▶ _REQUIREMENTS_
Copy all lines below containing "text".

▶ _ROWS_
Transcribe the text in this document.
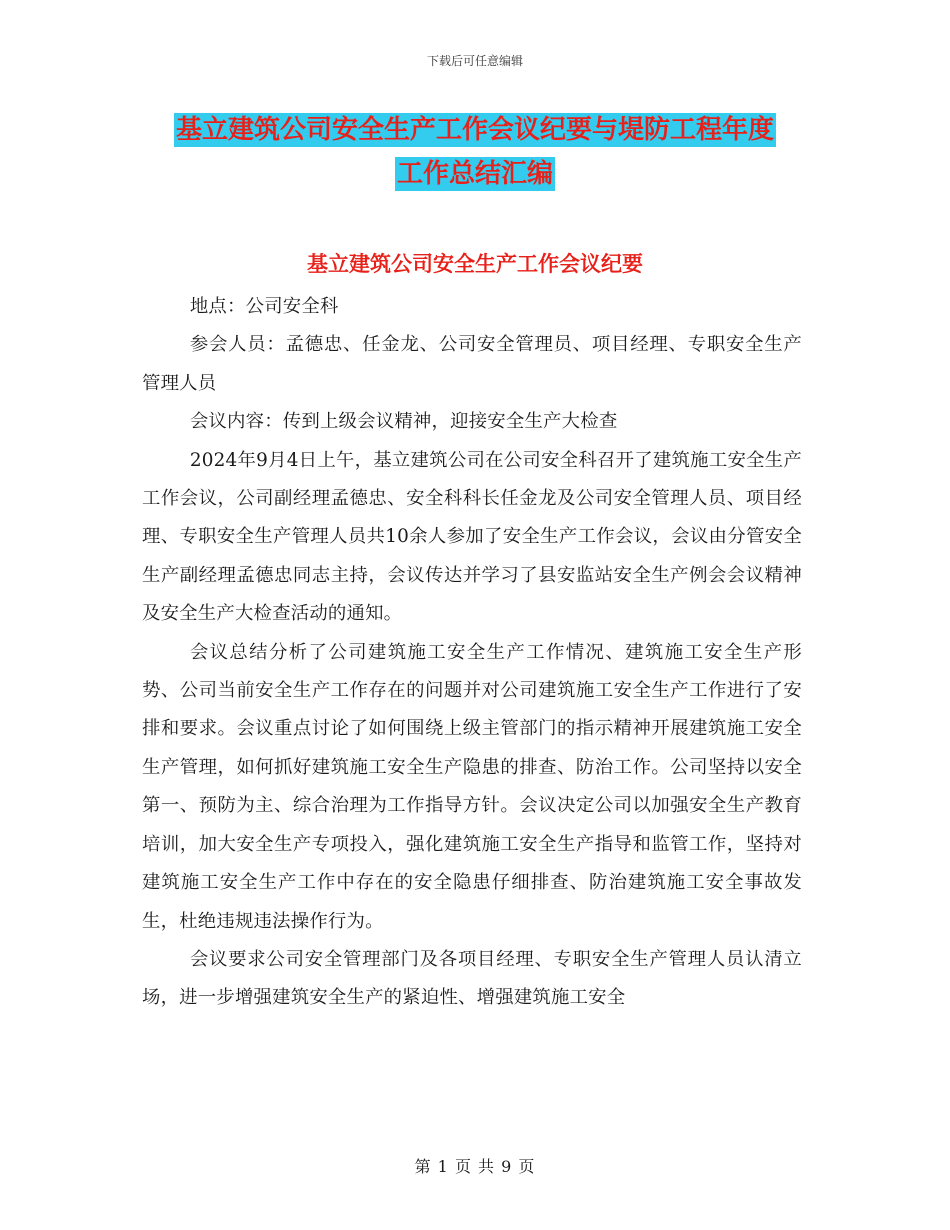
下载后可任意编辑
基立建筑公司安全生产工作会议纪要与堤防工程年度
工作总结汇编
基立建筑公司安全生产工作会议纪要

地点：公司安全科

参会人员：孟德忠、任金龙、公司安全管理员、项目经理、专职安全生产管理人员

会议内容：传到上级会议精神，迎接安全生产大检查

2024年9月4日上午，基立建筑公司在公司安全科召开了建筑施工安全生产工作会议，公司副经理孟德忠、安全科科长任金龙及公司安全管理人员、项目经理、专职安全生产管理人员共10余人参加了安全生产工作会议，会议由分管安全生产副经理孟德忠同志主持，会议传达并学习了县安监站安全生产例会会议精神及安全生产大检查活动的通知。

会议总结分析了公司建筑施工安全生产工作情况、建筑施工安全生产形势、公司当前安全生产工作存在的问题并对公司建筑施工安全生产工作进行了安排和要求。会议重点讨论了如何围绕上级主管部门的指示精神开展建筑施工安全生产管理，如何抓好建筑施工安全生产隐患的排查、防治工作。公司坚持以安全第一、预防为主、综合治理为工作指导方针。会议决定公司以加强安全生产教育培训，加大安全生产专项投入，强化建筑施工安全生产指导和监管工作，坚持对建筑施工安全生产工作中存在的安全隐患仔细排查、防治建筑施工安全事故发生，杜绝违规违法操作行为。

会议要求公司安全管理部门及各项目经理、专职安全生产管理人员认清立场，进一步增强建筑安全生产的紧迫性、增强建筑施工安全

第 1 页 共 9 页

...

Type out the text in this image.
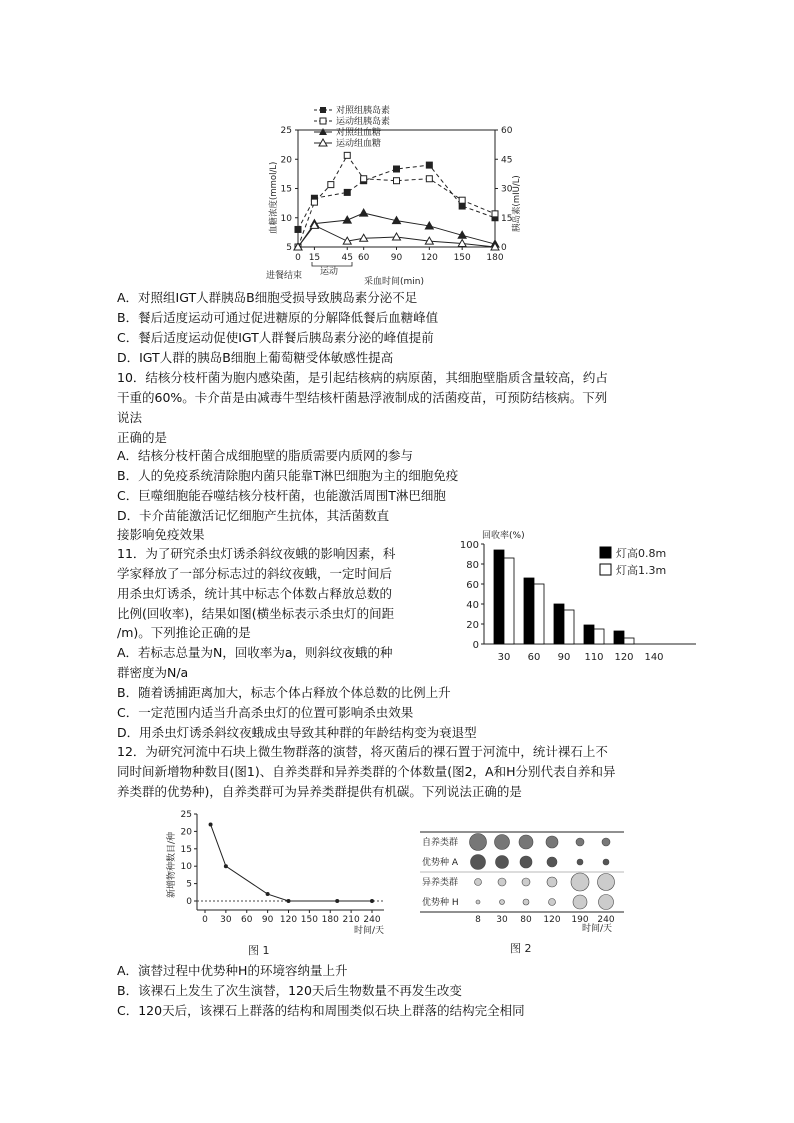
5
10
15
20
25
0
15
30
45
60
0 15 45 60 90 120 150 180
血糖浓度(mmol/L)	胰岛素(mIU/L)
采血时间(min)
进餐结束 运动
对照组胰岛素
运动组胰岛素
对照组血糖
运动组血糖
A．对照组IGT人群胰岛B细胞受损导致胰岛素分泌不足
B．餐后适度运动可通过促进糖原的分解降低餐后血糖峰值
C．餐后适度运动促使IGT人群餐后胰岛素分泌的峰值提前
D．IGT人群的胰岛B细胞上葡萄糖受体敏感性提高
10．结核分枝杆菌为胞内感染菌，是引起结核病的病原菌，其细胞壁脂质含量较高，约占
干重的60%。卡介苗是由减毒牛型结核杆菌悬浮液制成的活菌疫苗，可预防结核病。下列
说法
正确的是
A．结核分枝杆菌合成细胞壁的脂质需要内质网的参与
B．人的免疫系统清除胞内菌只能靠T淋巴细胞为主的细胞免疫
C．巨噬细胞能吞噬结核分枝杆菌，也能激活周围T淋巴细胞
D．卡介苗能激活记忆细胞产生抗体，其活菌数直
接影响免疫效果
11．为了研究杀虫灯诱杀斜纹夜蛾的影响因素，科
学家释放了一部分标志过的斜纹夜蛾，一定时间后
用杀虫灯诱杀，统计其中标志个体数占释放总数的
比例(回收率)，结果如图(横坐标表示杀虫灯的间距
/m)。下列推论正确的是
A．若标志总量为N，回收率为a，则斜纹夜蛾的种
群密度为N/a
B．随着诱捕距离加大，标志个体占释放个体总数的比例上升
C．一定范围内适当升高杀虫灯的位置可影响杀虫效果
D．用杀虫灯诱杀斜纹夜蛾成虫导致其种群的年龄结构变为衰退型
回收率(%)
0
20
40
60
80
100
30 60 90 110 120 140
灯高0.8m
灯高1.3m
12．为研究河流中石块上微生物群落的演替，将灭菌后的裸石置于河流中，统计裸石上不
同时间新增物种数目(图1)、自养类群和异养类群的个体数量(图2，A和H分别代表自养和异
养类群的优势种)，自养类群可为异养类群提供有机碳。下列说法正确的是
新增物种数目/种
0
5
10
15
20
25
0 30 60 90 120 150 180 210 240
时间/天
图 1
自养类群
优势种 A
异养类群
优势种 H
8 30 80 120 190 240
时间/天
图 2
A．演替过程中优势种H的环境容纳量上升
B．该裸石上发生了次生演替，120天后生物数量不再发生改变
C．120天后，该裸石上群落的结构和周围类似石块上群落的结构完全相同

▶ _EXERCISE ANSWER_
Transcribe the text in this document.
Type out the text in this image.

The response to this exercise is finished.